What is asked:
Leaving out the pictures, retype all the material exactly.

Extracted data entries
★ ★ ★ ★ ★

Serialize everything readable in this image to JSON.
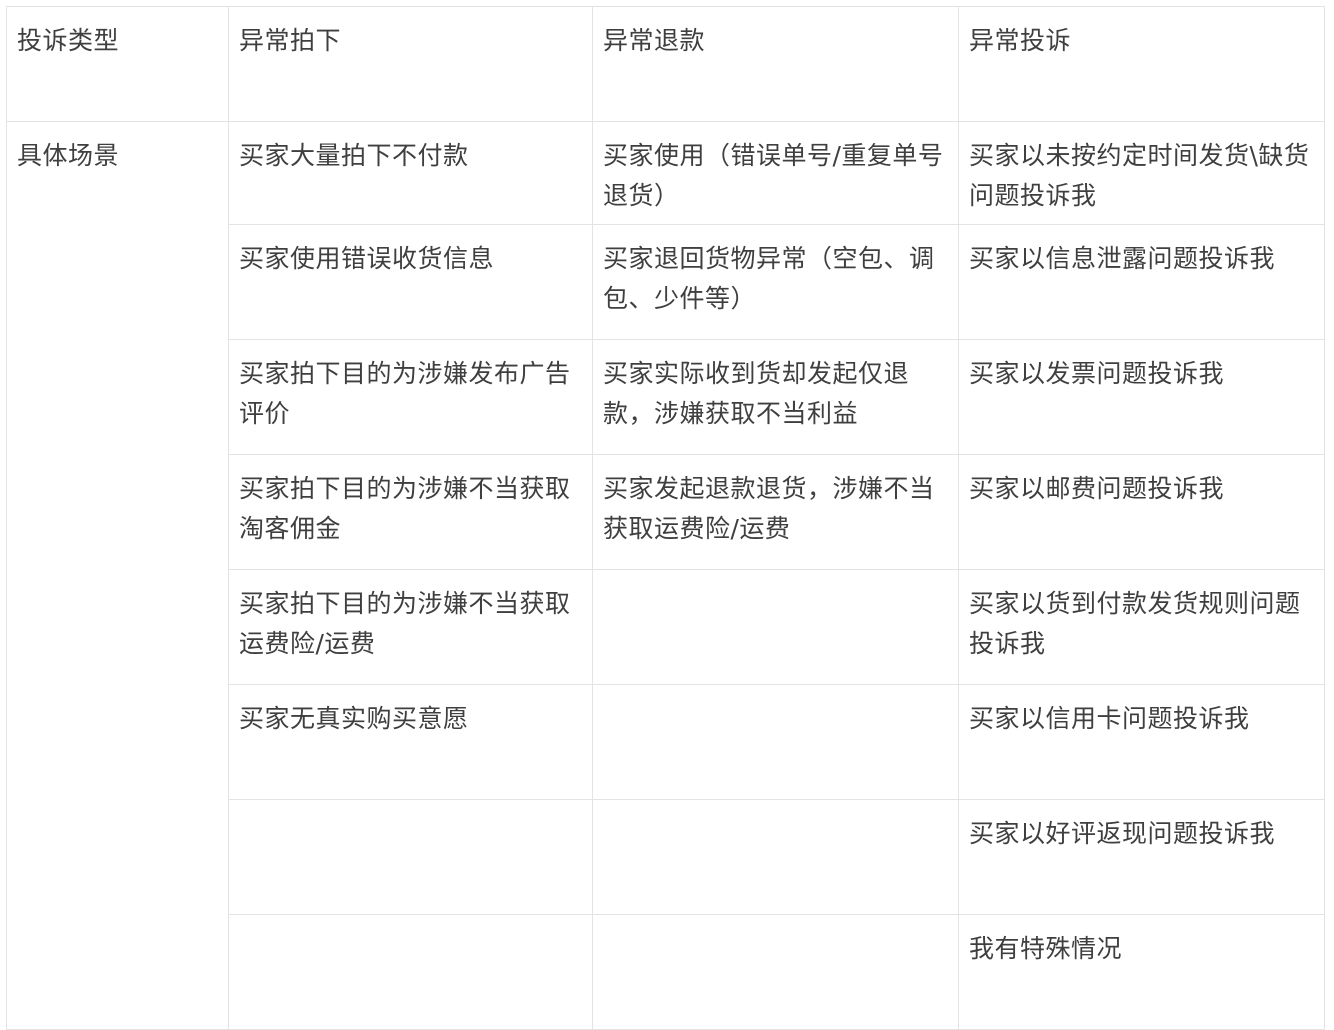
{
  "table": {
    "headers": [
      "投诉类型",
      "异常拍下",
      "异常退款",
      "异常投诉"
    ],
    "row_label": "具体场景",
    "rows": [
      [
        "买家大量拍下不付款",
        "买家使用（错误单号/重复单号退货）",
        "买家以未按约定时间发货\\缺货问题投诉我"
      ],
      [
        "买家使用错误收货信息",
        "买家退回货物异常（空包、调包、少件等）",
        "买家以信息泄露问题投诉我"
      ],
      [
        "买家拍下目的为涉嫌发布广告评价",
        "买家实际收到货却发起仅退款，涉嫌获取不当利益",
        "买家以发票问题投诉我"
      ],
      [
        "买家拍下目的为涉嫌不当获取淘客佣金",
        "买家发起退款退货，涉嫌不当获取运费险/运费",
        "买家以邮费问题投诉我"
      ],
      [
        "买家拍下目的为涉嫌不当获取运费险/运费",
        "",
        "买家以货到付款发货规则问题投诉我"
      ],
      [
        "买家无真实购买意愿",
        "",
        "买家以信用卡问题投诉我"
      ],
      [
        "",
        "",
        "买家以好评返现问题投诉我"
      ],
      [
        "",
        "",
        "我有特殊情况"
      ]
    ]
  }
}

★ ★ ★ ★ ★

Result below:
Serialize everything readable in this image to JSON.
{
  "table": {
    "headers": [
      "投诉类型",
      "异常拍下",
      "异常退款",
      "异常投诉"
    ],
    "row_label": "具体场景",
    "rows": [
      [
        "买家大量拍下不付款",
        "买家使用（错误单号/重复单号退货）",
        "买家以未按约定时间发货\\缺货问题投诉我"
      ],
      [
        "买家使用错误收货信息",
        "买家退回货物异常（空包、调包、少件等）",
        "买家以信息泄露问题投诉我"
      ],
      [
        "买家拍下目的为涉嫌发布广告评价",
        "买家实际收到货却发起仅退款，涉嫌获取不当利益",
        "买家以发票问题投诉我"
      ],
      [
        "买家拍下目的为涉嫌不当获取淘客佣金",
        "买家发起退款退货，涉嫌不当获取运费险/运费",
        "买家以邮费问题投诉我"
      ],
      [
        "买家拍下目的为涉嫌不当获取运费险/运费",
        "",
        "买家以货到付款发货规则问题投诉我"
      ],
      [
        "买家无真实购买意愿",
        "",
        "买家以信用卡问题投诉我"
      ],
      [
        "",
        "",
        "买家以好评返现问题投诉我"
      ],
      [
        "",
        "",
        "我有特殊情况"
      ]
    ]
  }
}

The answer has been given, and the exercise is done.